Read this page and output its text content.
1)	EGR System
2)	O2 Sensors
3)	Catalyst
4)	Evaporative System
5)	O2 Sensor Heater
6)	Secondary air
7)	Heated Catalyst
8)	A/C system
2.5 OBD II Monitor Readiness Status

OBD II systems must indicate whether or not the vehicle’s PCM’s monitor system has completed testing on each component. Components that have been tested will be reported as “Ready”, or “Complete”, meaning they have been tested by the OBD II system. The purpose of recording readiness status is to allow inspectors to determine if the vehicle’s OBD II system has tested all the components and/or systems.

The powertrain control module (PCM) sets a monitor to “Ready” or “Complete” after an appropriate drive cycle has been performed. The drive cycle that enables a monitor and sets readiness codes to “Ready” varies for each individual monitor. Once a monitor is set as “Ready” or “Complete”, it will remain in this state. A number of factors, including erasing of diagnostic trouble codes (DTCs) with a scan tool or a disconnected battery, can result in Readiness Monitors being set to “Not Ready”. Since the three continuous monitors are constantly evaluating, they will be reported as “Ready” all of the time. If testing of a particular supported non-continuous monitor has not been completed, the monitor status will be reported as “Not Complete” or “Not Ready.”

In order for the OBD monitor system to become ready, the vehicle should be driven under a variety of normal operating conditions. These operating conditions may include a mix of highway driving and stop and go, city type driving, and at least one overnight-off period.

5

———

Scan the records above for the string "vehicle", then report every line that contains it.

OBD II systems must indicate whether or not the vehicle’s PCM’s monitor system has completed testing on each component. Components that have been tested will be reported as “Ready”, or “Complete”, meaning they have been tested by the OBD II system. The purpose of recording readiness status is to allow inspectors to determine if the vehicle’s OBD II system has tested all the components and/or systems.
In order for the OBD monitor system to become ready, the vehicle should be driven under a variety of normal operating conditions. These operating conditions may include a mix of highway driving and stop and go, city type driving, and at least one overnight-off period.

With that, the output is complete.